--- BEGIN ---
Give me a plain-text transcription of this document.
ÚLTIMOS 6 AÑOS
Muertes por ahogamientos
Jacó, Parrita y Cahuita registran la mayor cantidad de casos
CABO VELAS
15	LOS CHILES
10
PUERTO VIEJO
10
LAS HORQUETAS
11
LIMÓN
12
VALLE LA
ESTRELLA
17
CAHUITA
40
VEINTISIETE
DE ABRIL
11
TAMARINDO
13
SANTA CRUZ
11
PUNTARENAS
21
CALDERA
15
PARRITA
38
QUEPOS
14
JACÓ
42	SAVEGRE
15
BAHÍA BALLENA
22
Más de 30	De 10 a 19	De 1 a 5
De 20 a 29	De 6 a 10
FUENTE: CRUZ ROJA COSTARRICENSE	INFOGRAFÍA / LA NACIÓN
--- END ---
TO BE DONE: Retype the listing. Match it exactly.

ANSWER TO THIS PROBLEM:
Give me a plain-text transcription of this document.
ÚLTIMOS 6 AÑOS
Muertes por ahogamientos
Jacó, Parrita y Cahuita registran la mayor cantidad de casos
CABO VELAS
15	LOS CHILES
10
PUERTO VIEJO
10
LAS HORQUETAS
11
LIMÓN
12
VALLE LA
ESTRELLA
17
CAHUITA
40
VEINTISIETE
DE ABRIL
11
TAMARINDO
13
SANTA CRUZ
11
PUNTARENAS
21
CALDERA
15
PARRITA
38
QUEPOS
14
JACÓ
42	SAVEGRE
15
BAHÍA BALLENA
22
Más de 30	De 10 a 19	De 1 a 5
De 20 a 29	De 6 a 10
FUENTE: CRUZ ROJA COSTARRICENSE	INFOGRAFÍA / LA NACIÓN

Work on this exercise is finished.